* _What the task requires_
Restate the records word for word, omitting nothing.

* _Data to use_
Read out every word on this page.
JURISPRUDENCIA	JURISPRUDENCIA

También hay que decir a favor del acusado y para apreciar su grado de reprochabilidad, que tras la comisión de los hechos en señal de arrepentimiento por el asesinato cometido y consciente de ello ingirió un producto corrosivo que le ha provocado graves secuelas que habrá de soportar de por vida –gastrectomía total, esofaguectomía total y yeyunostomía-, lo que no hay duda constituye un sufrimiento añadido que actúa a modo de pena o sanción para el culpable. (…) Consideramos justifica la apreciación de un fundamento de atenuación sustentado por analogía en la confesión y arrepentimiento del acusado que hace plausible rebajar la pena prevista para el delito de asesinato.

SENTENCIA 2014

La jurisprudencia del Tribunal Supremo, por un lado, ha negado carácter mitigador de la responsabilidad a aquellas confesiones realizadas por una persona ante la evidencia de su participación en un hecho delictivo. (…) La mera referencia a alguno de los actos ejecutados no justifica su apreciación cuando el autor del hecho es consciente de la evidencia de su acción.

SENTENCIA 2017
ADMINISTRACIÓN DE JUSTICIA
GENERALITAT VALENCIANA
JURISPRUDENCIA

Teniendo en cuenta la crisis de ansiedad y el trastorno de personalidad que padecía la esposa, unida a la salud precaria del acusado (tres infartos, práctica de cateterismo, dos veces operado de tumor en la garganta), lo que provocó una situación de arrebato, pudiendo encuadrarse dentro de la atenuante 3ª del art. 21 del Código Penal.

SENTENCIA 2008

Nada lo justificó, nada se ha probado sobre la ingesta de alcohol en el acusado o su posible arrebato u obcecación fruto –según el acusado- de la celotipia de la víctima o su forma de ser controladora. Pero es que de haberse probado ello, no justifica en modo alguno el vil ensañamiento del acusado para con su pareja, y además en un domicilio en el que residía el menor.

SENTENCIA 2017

* _Answer to this exercise_
Read out every word on this page.
JURISPRUDENCIA	JURISPRUDENCIA

También hay que decir a favor del acusado y para apreciar su grado de reprochabilidad, que tras la comisión de los hechos en señal de arrepentimiento por el asesinato cometido y consciente de ello ingirió un producto corrosivo que le ha provocado graves secuelas que habrá de soportar de por vida –gastrectomía total, esofaguectomía total y yeyunostomía-, lo que no hay duda constituye un sufrimiento añadido que actúa a modo de pena o sanción para el culpable. (…) Consideramos justifica la apreciación de un fundamento de atenuación sustentado por analogía en la confesión y arrepentimiento del acusado que hace plausible rebajar la pena prevista para el delito de asesinato.

SENTENCIA 2014

La jurisprudencia del Tribunal Supremo, por un lado, ha negado carácter mitigador de la responsabilidad a aquellas confesiones realizadas por una persona ante la evidencia de su participación en un hecho delictivo. (…) La mera referencia a alguno de los actos ejecutados no justifica su apreciación cuando el autor del hecho es consciente de la evidencia de su acción.

SENTENCIA 2017
ADMINISTRACIÓN DE JUSTICIA
GENERALITAT VALENCIANA
JURISPRUDENCIA

Teniendo en cuenta la crisis de ansiedad y el trastorno de personalidad que padecía la esposa, unida a la salud precaria del acusado (tres infartos, práctica de cateterismo, dos veces operado de tumor en la garganta), lo que provocó una situación de arrebato, pudiendo encuadrarse dentro de la atenuante 3ª del art. 21 del Código Penal.

SENTENCIA 2008

Nada lo justificó, nada se ha probado sobre la ingesta de alcohol en el acusado o su posible arrebato u obcecación fruto –según el acusado- de la celotipia de la víctima o su forma de ser controladora. Pero es que de haberse probado ello, no justifica en modo alguno el vil ensañamiento del acusado para con su pareja, y además en un domicilio en el que residía el menor.

SENTENCIA 2017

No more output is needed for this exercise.